--- start Source text ---

Thanks for taking the time to make the video! Dewey and I will start working on this too since I almost got run over a couple of times. 
I can't believe it is already coat weather in NY. It is hot and raining here. In fact Dewey keeps going out just to run in the rain - he loves it.


----------



## lily cd re (Jul 23, 2012)

Now if I can just get Javelin to have some semblance of civility on his recalls. He is all top happy to run into me and also often run into the back of my knees. We'll forgive him a bit longer since he is still a baby.

Our weather is back and forth still and I don't think of that as a coat, just a jacket. My real coat goes down to my knees.


----------



## Axeldog (Aug 29, 2014)

Catherine
Thank you *SO much* for posting this! I starting working with Axel following your method. 

Last night after I got home from work, we worked on it again and for the first time we tried the actual exercise of drop during the recall and he did it! Right away, plop, down he went!  I was so happy. We repeated it about 3 more times and stopped. 

Granted, this was indoors at home with no distractions, but I am very pleased with the progress. 

Thank you again, and if you get in the mood to post any more instructional videos I have my popcorn ready!


----------



## lily cd re (Jul 23, 2012)

Axeldog as with teaching anything you start in a safe low distraction environment. Javelin has a great recall in the backyard and house and also at my obedience club, but when I tried to work on some agility foundation work at Stef's last week, there was no recall at all, lol. He just kept sending himself through one of her tunnels and laughing at us as he ran by us to get another shot at the darn thing. One we got hands on him we did recalls. Obviously I couldn't have used him to make the video, but one day soon will be able to. Move that drop on recall around and before you know it you will have it reliable for anywhere.

I will be happy to make more videos. Are there any special requests from anyone?


----------



## Axeldog (Aug 29, 2014)

--- end Source text ---
--- start Record extracts ---

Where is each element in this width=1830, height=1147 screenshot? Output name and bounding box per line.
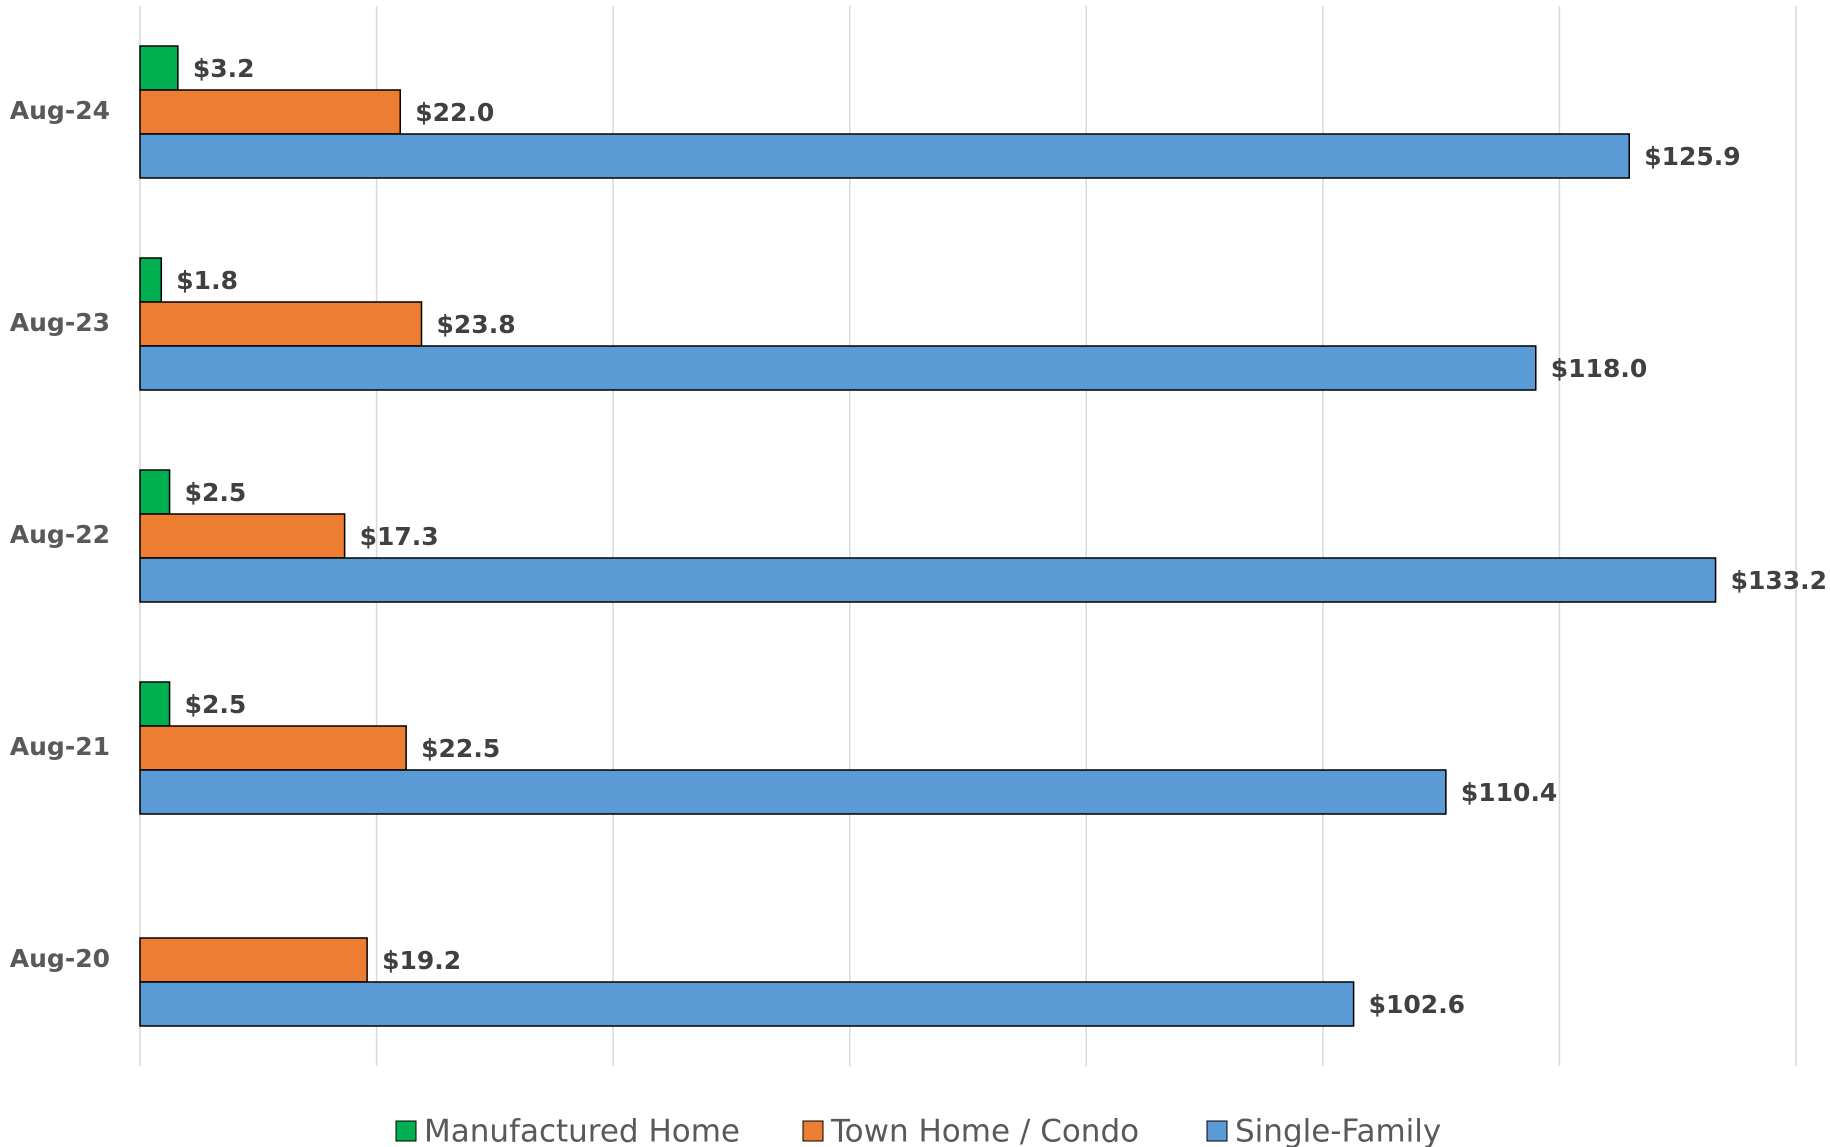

--- end Record extracts ---
--- start Record extracts ---

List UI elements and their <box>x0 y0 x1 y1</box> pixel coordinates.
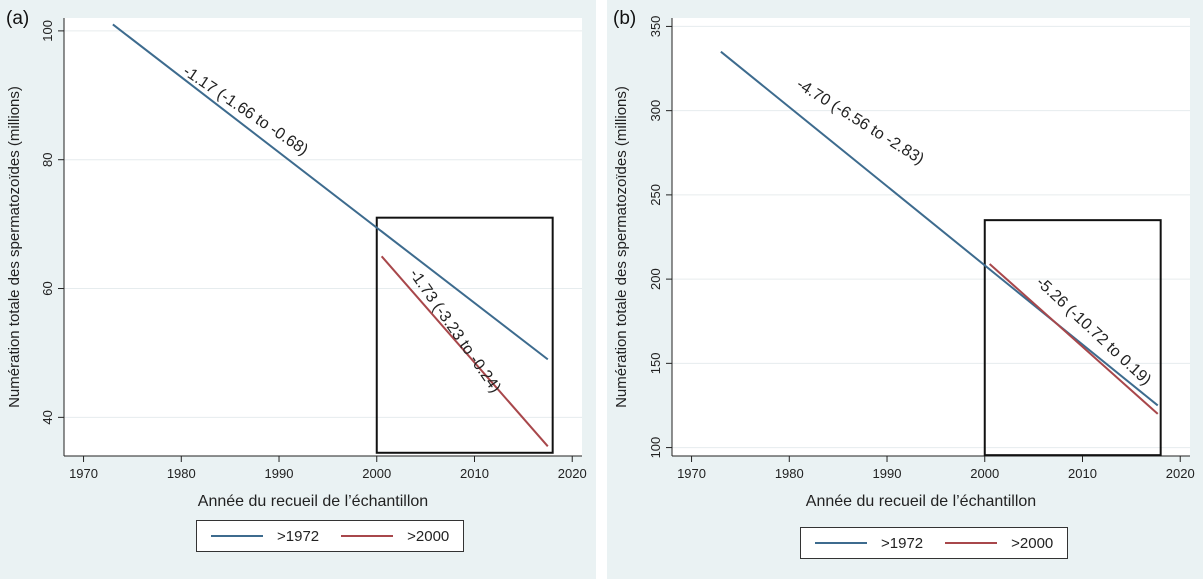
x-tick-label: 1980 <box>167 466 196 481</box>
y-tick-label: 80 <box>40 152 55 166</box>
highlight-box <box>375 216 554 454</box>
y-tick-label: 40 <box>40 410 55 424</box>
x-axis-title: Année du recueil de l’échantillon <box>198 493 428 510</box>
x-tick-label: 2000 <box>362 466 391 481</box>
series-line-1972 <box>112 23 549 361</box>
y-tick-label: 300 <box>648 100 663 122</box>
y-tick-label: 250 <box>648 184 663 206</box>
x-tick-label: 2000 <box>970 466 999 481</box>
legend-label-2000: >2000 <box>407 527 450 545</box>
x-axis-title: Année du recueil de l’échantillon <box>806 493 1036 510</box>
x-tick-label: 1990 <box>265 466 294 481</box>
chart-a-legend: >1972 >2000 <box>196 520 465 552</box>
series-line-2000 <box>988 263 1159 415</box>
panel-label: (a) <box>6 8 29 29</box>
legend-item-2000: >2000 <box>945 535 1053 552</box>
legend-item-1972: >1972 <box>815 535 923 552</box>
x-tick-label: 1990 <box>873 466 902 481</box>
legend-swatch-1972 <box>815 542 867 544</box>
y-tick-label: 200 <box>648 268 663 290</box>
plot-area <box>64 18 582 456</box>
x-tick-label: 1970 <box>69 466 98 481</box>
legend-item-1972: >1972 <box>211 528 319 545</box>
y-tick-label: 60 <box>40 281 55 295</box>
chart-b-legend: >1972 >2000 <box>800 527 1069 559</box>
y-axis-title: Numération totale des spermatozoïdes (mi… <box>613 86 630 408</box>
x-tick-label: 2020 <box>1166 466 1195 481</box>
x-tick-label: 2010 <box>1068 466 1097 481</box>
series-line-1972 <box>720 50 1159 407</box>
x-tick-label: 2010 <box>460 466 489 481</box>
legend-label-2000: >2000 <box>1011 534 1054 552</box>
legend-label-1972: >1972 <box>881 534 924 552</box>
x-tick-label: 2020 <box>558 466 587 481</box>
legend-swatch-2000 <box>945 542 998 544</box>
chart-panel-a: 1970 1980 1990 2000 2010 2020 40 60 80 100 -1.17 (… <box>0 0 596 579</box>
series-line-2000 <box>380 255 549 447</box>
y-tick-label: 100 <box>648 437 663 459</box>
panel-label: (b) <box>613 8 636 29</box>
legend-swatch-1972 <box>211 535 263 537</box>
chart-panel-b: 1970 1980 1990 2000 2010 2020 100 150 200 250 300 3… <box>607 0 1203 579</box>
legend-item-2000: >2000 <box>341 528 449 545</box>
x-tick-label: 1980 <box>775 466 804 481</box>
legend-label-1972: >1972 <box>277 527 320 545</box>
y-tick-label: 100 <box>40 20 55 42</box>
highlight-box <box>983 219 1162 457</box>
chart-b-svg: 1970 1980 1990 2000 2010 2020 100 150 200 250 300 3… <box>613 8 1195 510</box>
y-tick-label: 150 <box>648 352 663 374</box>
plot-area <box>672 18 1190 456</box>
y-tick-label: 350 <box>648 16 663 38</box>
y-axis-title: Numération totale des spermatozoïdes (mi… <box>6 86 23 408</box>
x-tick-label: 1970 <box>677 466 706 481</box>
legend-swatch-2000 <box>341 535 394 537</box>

--- end Record extracts ---

**Directive 1**
Answer these questions using the forum thread on recall training:
(a) What does Dewey keep going out to do?
(b) Where did Javelin show no recall at all?
(c) After the first successful drop during the recall, about how many more times did Axeldog repeat it?
**Directive 2**
Repeat the passage from the forum thread on recall training word for word, starting at "Last night after" and ending at "times and stopped.".
The records were taken from a different source than the text.

**Worked answer 1**
(a) He keeps going out to run in the rain.
(b) At Stef's, while working on agility foundation work.
(c) About 3 more times.

**Worked answer 2**
Last night after I got home from work, we worked on it again and for the first time we tried the actual exercise of drop during the recall and he did it! Right away, plop, down he went!  I was so happy. We repeated it about 3 more times and stopped.